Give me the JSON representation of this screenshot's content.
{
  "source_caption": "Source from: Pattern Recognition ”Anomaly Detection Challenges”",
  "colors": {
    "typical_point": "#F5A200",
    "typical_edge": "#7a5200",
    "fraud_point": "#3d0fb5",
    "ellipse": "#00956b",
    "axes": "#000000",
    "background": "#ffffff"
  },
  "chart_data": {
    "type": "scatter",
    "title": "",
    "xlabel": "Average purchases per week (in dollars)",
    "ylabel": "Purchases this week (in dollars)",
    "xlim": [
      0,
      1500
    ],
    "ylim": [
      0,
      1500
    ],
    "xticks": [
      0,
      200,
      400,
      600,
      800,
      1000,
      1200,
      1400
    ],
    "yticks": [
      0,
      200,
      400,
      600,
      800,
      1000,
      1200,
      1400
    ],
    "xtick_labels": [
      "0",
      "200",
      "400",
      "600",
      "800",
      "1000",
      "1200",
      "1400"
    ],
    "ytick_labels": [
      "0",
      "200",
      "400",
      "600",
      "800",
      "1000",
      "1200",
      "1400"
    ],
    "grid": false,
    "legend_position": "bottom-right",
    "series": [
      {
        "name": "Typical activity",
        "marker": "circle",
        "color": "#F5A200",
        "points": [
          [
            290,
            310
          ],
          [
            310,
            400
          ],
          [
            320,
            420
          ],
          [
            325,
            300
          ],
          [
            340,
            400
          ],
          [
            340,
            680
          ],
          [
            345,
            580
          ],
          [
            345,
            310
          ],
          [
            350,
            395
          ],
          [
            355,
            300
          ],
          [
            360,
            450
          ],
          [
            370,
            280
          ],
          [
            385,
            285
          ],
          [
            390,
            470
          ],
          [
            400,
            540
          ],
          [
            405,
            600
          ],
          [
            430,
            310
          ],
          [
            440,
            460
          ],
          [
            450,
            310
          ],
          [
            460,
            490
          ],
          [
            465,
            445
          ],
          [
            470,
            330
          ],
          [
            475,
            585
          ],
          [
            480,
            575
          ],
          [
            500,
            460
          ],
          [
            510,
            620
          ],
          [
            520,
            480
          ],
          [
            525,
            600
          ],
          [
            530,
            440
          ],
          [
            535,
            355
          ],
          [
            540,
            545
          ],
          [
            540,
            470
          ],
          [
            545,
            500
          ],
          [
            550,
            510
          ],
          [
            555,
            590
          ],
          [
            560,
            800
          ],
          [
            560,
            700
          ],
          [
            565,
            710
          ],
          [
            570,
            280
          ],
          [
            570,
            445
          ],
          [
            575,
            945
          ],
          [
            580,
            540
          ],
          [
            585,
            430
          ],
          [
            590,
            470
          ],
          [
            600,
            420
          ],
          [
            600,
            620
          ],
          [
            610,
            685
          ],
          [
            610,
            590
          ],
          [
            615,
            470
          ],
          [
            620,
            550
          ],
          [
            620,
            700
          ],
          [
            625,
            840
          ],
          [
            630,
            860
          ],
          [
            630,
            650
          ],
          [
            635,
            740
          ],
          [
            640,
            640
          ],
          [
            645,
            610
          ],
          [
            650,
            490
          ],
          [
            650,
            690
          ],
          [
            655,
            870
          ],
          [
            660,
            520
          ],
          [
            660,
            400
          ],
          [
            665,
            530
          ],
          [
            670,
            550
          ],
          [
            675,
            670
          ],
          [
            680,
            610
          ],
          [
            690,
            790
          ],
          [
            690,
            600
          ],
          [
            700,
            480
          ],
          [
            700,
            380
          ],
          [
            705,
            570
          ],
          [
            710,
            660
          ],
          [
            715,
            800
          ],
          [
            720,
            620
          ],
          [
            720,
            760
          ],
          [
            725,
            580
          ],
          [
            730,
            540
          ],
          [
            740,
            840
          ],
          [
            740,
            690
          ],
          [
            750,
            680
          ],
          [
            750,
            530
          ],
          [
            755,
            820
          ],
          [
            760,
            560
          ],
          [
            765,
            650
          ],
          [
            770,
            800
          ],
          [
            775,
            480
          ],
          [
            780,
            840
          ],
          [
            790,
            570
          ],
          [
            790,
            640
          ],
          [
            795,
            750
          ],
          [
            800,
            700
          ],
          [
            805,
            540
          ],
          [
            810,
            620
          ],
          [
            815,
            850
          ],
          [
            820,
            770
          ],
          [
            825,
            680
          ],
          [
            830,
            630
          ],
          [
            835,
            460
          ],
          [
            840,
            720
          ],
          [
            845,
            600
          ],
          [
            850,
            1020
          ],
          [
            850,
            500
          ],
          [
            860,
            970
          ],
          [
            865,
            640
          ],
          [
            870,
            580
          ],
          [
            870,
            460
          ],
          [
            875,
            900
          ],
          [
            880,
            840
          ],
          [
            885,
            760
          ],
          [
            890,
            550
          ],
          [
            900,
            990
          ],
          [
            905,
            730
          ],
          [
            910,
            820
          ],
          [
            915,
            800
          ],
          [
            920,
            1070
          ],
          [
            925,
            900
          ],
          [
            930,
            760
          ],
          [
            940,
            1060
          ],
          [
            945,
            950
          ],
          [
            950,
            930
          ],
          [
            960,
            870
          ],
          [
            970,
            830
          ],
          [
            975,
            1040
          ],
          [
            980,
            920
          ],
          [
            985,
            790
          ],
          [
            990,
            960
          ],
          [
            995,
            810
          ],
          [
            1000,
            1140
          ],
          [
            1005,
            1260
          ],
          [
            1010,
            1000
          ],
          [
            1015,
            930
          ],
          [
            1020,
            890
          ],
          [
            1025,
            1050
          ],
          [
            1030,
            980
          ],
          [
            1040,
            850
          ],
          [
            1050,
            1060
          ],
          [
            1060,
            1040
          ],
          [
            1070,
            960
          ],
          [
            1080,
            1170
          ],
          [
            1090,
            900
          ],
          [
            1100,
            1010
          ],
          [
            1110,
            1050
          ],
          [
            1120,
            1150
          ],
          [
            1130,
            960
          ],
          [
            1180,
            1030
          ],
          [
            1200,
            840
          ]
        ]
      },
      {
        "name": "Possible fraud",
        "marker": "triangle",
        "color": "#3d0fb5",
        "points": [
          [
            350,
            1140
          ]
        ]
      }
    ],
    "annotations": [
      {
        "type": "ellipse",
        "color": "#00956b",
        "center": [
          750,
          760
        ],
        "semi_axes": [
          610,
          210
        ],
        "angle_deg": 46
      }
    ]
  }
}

|---|

### WRITTEN EXERCISE:
The whole listing above needs to be written out again exactly.

### CORRECT RESPONSE:
Give me the JSON representation of this screenshot's content.
{
  "source_caption": "Source from: Pattern Recognition ”Anomaly Detection Challenges”",
  "colors": {
    "typical_point": "#F5A200",
    "typical_edge": "#7a5200",
    "fraud_point": "#3d0fb5",
    "ellipse": "#00956b",
    "axes": "#000000",
    "background": "#ffffff"
  },
  "chart_data": {
    "type": "scatter",
    "title": "",
    "xlabel": "Average purchases per week (in dollars)",
    "ylabel": "Purchases this week (in dollars)",
    "xlim": [
      0,
      1500
    ],
    "ylim": [
      0,
      1500
    ],
    "xticks": [
      0,
      200,
      400,
      600,
      800,
      1000,
      1200,
      1400
    ],
    "yticks": [
      0,
      200,
      400,
      600,
      800,
      1000,
      1200,
      1400
    ],
    "xtick_labels": [
      "0",
      "200",
      "400",
      "600",
      "800",
      "1000",
      "1200",
      "1400"
    ],
    "ytick_labels": [
      "0",
      "200",
      "400",
      "600",
      "800",
      "1000",
      "1200",
      "1400"
    ],
    "grid": false,
    "legend_position": "bottom-right",
    "series": [
      {
        "name": "Typical activity",
        "marker": "circle",
        "color": "#F5A200",
        "points": [
          [
            290,
            310
          ],
          [
            310,
            400
          ],
          [
            320,
            420
          ],
          [
            325,
            300
          ],
          [
            340,
            400
          ],
          [
            340,
            680
          ],
          [
            345,
            580
          ],
          [
            345,
            310
          ],
          [
            350,
            395
          ],
          [
            355,
            300
          ],
          [
            360,
            450
          ],
          [
            370,
            280
          ],
          [
            385,
            285
          ],
          [
            390,
            470
          ],
          [
            400,
            540
          ],
          [
            405,
            600
          ],
          [
            430,
            310
          ],
          [
            440,
            460
          ],
          [
            450,
            310
          ],
          [
            460,
            490
          ],
          [
            465,
            445
          ],
          [
            470,
            330
          ],
          [
            475,
            585
          ],
          [
            480,
            575
          ],
          [
            500,
            460
          ],
          [
            510,
            620
          ],
          [
            520,
            480
          ],
          [
            525,
            600
          ],
          [
            530,
            440
          ],
          [
            535,
            355
          ],
          [
            540,
            545
          ],
          [
            540,
            470
          ],
          [
            545,
            500
          ],
          [
            550,
            510
          ],
          [
            555,
            590
          ],
          [
            560,
            800
          ],
          [
            560,
            700
          ],
          [
            565,
            710
          ],
          [
            570,
            280
          ],
          [
            570,
            445
          ],
          [
            575,
            945
          ],
          [
            580,
            540
          ],
          [
            585,
            430
          ],
          [
            590,
            470
          ],
          [
            600,
            420
          ],
          [
            600,
            620
          ],
          [
            610,
            685
          ],
          [
            610,
            590
          ],
          [
            615,
            470
          ],
          [
            620,
            550
          ],
          [
            620,
            700
          ],
          [
            625,
            840
          ],
          [
            630,
            860
          ],
          [
            630,
            650
          ],
          [
            635,
            740
          ],
          [
            640,
            640
          ],
          [
            645,
            610
          ],
          [
            650,
            490
          ],
          [
            650,
            690
          ],
          [
            655,
            870
          ],
          [
            660,
            520
          ],
          [
            660,
            400
          ],
          [
            665,
            530
          ],
          [
            670,
            550
          ],
          [
            675,
            670
          ],
          [
            680,
            610
          ],
          [
            690,
            790
          ],
          [
            690,
            600
          ],
          [
            700,
            480
          ],
          [
            700,
            380
          ],
          [
            705,
            570
          ],
          [
            710,
            660
          ],
          [
            715,
            800
          ],
          [
            720,
            620
          ],
          [
            720,
            760
          ],
          [
            725,
            580
          ],
          [
            730,
            540
          ],
          [
            740,
            840
          ],
          [
            740,
            690
          ],
          [
            750,
            680
          ],
          [
            750,
            530
          ],
          [
            755,
            820
          ],
          [
            760,
            560
          ],
          [
            765,
            650
          ],
          [
            770,
            800
          ],
          [
            775,
            480
          ],
          [
            780,
            840
          ],
          [
            790,
            570
          ],
          [
            790,
            640
          ],
          [
            795,
            750
          ],
          [
            800,
            700
          ],
          [
            805,
            540
          ],
          [
            810,
            620
          ],
          [
            815,
            850
          ],
          [
            820,
            770
          ],
          [
            825,
            680
          ],
          [
            830,
            630
          ],
          [
            835,
            460
          ],
          [
            840,
            720
          ],
          [
            845,
            600
          ],
          [
            850,
            1020
          ],
          [
            850,
            500
          ],
          [
            860,
            970
          ],
          [
            865,
            640
          ],
          [
            870,
            580
          ],
          [
            870,
            460
          ],
          [
            875,
            900
          ],
          [
            880,
            840
          ],
          [
            885,
            760
          ],
          [
            890,
            550
          ],
          [
            900,
            990
          ],
          [
            905,
            730
          ],
          [
            910,
            820
          ],
          [
            915,
            800
          ],
          [
            920,
            1070
          ],
          [
            925,
            900
          ],
          [
            930,
            760
          ],
          [
            940,
            1060
          ],
          [
            945,
            950
          ],
          [
            950,
            930
          ],
          [
            960,
            870
          ],
          [
            970,
            830
          ],
          [
            975,
            1040
          ],
          [
            980,
            920
          ],
          [
            985,
            790
          ],
          [
            990,
            960
          ],
          [
            995,
            810
          ],
          [
            1000,
            1140
          ],
          [
            1005,
            1260
          ],
          [
            1010,
            1000
          ],
          [
            1015,
            930
          ],
          [
            1020,
            890
          ],
          [
            1025,
            1050
          ],
          [
            1030,
            980
          ],
          [
            1040,
            850
          ],
          [
            1050,
            1060
          ],
          [
            1060,
            1040
          ],
          [
            1070,
            960
          ],
          [
            1080,
            1170
          ],
          [
            1090,
            900
          ],
          [
            1100,
            1010
          ],
          [
            1110,
            1050
          ],
          [
            1120,
            1150
          ],
          [
            1130,
            960
          ],
          [
            1180,
            1030
          ],
          [
            1200,
            840
          ]
        ]
      },
      {
        "name": "Possible fraud",
        "marker": "triangle",
        "color": "#3d0fb5",
        "points": [
          [
            350,
            1140
          ]
        ]
      }
    ],
    "annotations": [
      {
        "type": "ellipse",
        "color": "#00956b",
        "center": [
          750,
          760
        ],
        "semi_axes": [
          610,
          210
        ],
        "angle_deg": 46
      }
    ]
  }
}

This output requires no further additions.